Task to carry out => Report the number of lines that include "Ainsi", with no additional text.

Exercise material =>
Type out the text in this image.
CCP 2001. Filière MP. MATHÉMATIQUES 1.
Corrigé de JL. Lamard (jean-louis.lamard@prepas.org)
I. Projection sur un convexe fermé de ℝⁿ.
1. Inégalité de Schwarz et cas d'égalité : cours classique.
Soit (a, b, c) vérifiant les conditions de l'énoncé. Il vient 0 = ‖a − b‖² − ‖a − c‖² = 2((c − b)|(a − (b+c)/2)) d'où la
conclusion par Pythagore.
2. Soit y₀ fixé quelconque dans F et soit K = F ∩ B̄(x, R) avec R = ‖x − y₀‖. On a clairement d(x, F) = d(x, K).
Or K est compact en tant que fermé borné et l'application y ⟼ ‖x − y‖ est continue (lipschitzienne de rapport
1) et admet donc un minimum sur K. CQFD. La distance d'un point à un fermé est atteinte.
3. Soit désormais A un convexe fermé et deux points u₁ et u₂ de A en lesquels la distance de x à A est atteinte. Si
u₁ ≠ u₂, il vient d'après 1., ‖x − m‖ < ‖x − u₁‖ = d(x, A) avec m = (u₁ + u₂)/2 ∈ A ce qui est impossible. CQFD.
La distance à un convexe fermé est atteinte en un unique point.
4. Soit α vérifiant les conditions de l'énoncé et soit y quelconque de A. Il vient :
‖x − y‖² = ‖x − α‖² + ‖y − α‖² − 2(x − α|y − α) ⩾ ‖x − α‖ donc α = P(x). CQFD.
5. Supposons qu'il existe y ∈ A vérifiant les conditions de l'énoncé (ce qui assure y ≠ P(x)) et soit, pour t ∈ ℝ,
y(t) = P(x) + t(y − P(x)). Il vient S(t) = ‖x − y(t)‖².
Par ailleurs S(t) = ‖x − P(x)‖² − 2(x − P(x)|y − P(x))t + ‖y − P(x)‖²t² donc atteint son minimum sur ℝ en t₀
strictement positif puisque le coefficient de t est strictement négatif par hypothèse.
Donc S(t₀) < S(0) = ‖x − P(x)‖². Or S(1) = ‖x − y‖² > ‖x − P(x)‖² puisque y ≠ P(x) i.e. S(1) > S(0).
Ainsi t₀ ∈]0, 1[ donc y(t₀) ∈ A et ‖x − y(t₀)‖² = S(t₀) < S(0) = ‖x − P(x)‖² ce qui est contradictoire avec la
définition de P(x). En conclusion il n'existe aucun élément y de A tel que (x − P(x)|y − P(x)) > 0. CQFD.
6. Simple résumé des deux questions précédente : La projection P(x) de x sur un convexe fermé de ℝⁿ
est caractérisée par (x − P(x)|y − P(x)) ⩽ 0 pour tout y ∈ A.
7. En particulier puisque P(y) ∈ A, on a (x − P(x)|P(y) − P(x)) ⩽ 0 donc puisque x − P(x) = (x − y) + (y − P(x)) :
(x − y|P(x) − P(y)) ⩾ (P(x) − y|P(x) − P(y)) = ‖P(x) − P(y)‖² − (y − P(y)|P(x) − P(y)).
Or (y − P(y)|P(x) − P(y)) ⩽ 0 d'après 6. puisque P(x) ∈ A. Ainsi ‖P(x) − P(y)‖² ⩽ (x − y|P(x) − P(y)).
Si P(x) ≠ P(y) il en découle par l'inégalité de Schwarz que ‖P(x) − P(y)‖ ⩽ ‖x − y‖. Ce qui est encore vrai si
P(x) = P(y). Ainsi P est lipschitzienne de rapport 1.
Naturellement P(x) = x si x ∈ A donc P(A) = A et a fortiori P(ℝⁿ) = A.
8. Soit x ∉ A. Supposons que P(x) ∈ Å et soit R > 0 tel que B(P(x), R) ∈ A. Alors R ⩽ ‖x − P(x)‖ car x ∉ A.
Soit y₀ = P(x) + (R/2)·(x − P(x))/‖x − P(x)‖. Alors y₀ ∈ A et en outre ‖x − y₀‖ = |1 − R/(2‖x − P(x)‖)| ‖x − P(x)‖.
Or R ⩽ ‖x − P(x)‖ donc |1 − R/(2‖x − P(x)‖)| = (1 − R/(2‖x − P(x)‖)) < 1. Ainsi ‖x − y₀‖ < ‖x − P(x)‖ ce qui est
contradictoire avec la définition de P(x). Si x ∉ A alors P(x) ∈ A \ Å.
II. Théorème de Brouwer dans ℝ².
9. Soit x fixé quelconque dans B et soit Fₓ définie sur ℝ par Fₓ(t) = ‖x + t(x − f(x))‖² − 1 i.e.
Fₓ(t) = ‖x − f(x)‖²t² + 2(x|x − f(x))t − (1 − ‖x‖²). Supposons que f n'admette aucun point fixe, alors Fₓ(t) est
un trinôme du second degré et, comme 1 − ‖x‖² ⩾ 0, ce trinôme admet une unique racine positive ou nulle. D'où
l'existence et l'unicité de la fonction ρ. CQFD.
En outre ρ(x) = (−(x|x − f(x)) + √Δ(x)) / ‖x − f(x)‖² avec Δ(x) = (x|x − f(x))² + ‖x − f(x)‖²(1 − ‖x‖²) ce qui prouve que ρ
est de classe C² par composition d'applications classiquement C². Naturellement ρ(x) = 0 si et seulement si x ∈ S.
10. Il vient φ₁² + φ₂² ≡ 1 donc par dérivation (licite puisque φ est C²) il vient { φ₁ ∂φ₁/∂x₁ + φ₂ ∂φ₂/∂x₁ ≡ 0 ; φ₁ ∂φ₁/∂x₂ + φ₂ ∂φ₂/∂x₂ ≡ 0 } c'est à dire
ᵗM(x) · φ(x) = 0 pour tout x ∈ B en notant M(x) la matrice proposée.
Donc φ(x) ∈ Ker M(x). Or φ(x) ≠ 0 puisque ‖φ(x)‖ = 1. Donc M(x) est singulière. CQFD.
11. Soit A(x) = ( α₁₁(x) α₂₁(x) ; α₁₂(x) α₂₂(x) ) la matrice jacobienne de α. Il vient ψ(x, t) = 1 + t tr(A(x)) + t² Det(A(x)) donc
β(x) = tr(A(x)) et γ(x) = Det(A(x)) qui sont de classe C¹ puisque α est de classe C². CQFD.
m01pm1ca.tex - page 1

* * *

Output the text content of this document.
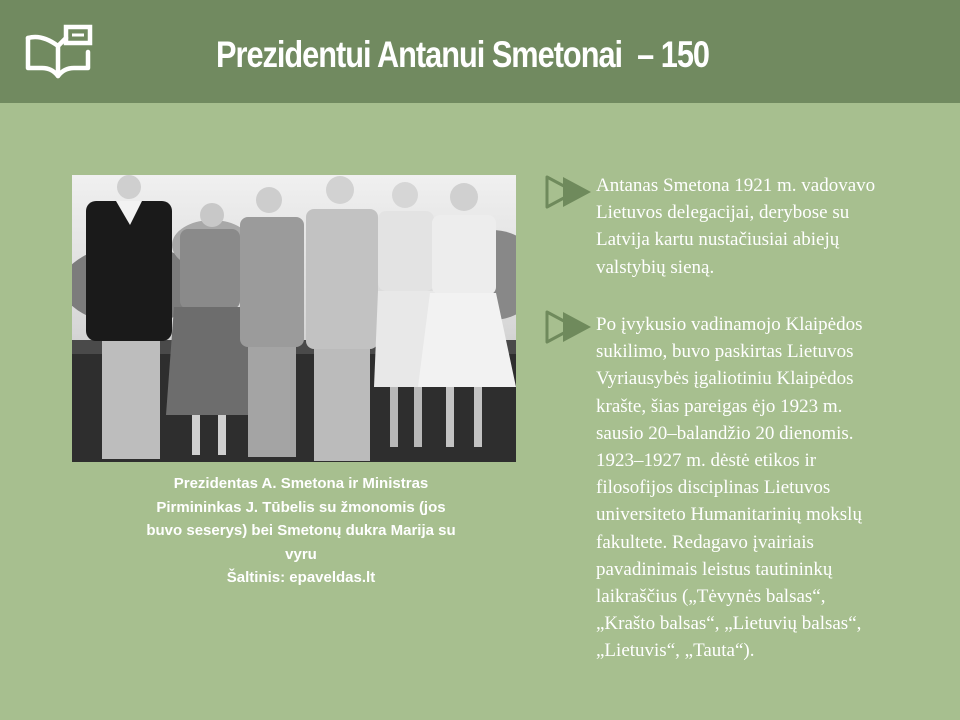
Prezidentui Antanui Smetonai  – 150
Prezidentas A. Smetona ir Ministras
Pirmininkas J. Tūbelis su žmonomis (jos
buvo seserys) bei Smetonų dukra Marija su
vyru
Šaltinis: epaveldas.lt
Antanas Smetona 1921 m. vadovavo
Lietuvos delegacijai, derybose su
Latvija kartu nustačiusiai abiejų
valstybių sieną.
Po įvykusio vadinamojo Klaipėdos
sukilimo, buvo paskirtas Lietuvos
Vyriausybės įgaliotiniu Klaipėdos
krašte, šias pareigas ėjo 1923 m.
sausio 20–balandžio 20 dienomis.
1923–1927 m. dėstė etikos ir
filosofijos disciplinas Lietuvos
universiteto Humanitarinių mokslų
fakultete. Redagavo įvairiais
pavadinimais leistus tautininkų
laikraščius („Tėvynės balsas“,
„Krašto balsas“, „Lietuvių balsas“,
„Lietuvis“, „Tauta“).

The answer => 4